● **PROBLEM**
All of the data must be printed exactly; please include every line.

● **WORKING DATA**
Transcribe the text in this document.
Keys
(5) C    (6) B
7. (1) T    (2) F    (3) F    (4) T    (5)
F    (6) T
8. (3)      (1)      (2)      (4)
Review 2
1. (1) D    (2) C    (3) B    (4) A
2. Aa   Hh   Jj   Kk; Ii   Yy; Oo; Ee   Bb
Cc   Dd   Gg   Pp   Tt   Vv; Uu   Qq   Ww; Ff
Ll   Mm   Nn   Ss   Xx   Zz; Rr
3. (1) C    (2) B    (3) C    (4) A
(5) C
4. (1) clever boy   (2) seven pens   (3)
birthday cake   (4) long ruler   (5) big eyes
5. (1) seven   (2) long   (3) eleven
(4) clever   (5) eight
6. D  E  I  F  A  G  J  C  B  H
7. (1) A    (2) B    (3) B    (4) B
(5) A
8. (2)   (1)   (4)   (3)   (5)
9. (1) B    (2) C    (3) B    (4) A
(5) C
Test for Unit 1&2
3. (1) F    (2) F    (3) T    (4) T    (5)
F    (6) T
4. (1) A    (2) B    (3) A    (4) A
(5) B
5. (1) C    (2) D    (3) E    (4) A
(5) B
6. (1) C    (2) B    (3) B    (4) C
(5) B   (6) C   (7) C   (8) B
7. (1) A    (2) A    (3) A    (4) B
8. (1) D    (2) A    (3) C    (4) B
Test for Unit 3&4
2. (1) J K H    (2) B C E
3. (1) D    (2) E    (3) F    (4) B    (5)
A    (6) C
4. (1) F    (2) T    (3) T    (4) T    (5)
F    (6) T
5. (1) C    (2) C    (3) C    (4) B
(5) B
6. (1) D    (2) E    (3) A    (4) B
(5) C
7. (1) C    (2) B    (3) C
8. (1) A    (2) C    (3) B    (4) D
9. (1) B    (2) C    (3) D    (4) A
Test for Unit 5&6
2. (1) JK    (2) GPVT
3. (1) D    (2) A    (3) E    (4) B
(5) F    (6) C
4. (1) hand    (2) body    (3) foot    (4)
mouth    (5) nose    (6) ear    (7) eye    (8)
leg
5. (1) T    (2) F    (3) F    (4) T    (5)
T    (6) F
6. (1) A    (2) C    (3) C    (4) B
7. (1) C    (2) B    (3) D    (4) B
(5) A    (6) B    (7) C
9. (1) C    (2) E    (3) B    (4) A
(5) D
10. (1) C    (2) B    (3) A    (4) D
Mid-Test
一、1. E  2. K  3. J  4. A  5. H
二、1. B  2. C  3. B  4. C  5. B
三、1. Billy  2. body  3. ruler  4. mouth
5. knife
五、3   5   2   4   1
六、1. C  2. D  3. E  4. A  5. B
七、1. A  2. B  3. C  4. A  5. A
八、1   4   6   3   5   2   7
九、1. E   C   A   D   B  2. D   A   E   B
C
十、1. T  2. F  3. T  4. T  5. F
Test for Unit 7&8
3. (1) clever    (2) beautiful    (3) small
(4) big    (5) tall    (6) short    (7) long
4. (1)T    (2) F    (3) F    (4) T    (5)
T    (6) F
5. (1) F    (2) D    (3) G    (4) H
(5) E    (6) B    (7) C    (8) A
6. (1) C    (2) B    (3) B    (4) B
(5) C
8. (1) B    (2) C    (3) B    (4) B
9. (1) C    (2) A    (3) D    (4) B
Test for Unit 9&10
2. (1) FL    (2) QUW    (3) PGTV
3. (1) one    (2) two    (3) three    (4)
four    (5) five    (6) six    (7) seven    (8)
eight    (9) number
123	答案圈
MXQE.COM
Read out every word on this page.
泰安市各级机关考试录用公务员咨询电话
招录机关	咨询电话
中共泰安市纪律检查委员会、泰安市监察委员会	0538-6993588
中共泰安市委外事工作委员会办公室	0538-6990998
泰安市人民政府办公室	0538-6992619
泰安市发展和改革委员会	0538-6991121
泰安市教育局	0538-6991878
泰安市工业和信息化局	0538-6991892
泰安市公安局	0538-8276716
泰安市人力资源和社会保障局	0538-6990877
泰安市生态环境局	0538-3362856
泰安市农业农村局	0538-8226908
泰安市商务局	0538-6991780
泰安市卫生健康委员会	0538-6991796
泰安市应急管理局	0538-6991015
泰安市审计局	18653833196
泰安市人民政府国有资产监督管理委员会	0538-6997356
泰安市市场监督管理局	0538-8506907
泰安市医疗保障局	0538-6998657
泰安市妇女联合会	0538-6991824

● **EXERCISE OUTPUT**
Transcribe the text in this document.
Keys
(5) C    (6) B
7. (1) T    (2) F    (3) F    (4) T    (5)
F    (6) T
8. (3)      (1)      (2)      (4)
Review 2
1. (1) D    (2) C    (3) B    (4) A
2. Aa   Hh   Jj   Kk; Ii   Yy; Oo; Ee   Bb
Cc   Dd   Gg   Pp   Tt   Vv; Uu   Qq   Ww; Ff
Ll   Mm   Nn   Ss   Xx   Zz; Rr
3. (1) C    (2) B    (3) C    (4) A
(5) C
4. (1) clever boy   (2) seven pens   (3)
birthday cake   (4) long ruler   (5) big eyes
5. (1) seven   (2) long   (3) eleven
(4) clever   (5) eight
6. D  E  I  F  A  G  J  C  B  H
7. (1) A    (2) B    (3) B    (4) B
(5) A
8. (2)   (1)   (4)   (3)   (5)
9. (1) B    (2) C    (3) B    (4) A
(5) C
Test for Unit 1&2
3. (1) F    (2) F    (3) T    (4) T    (5)
F    (6) T
4. (1) A    (2) B    (3) A    (4) A
(5) B
5. (1) C    (2) D    (3) E    (4) A
(5) B
6. (1) C    (2) B    (3) B    (4) C
(5) B   (6) C   (7) C   (8) B
7. (1) A    (2) A    (3) A    (4) B
8. (1) D    (2) A    (3) C    (4) B
Test for Unit 3&4
2. (1) J K H    (2) B C E
3. (1) D    (2) E    (3) F    (4) B    (5)
A    (6) C
4. (1) F    (2) T    (3) T    (4) T    (5)
F    (6) T
5. (1) C    (2) C    (3) C    (4) B
(5) B
6. (1) D    (2) E    (3) A    (4) B
(5) C
7. (1) C    (2) B    (3) C
8. (1) A    (2) C    (3) B    (4) D
9. (1) B    (2) C    (3) D    (4) A
Test for Unit 5&6
2. (1) JK    (2) GPVT
3. (1) D    (2) A    (3) E    (4) B
(5) F    (6) C
4. (1) hand    (2) body    (3) foot    (4)
mouth    (5) nose    (6) ear    (7) eye    (8)
leg
5. (1) T    (2) F    (3) F    (4) T    (5)
T    (6) F
6. (1) A    (2) C    (3) C    (4) B
7. (1) C    (2) B    (3) D    (4) B
(5) A    (6) B    (7) C
9. (1) C    (2) E    (3) B    (4) A
(5) D
10. (1) C    (2) B    (3) A    (4) D
Mid-Test
一、1. E  2. K  3. J  4. A  5. H
二、1. B  2. C  3. B  4. C  5. B
三、1. Billy  2. body  3. ruler  4. mouth
5. knife
五、3   5   2   4   1
六、1. C  2. D  3. E  4. A  5. B
七、1. A  2. B  3. C  4. A  5. A
八、1   4   6   3   5   2   7
九、1. E   C   A   D   B  2. D   A   E   B
C
十、1. T  2. F  3. T  4. T  5. F
Test for Unit 7&8
3. (1) clever    (2) beautiful    (3) small
(4) big    (5) tall    (6) short    (7) long
4. (1)T    (2) F    (3) F    (4) T    (5)
T    (6) F
5. (1) F    (2) D    (3) G    (4) H
(5) E    (6) B    (7) C    (8) A
6. (1) C    (2) B    (3) B    (4) B
(5) C
8. (1) B    (2) C    (3) B    (4) B
9. (1) C    (2) A    (3) D    (4) B
Test for Unit 9&10
2. (1) FL    (2) QUW    (3) PGTV
3. (1) one    (2) two    (3) three    (4)
four    (5) five    (6) six    (7) seven    (8)
eight    (9) number
123	答案圈
MXQE.COM
Read out every word on this page.
泰安市各级机关考试录用公务员咨询电话
招录机关	咨询电话
中共泰安市纪律检查委员会、泰安市监察委员会	0538-6993588
中共泰安市委外事工作委员会办公室	0538-6990998
泰安市人民政府办公室	0538-6992619
泰安市发展和改革委员会	0538-6991121
泰安市教育局	0538-6991878
泰安市工业和信息化局	0538-6991892
泰安市公安局	0538-8276716
泰安市人力资源和社会保障局	0538-6990877
泰安市生态环境局	0538-3362856
泰安市农业农村局	0538-8226908
泰安市商务局	0538-6991780
泰安市卫生健康委员会	0538-6991796
泰安市应急管理局	0538-6991015
泰安市审计局	18653833196
泰安市人民政府国有资产监督管理委员会	0538-6997356
泰安市市场监督管理局	0538-8506907
泰安市医疗保障局	0538-6998657
泰安市妇女联合会	0538-6991824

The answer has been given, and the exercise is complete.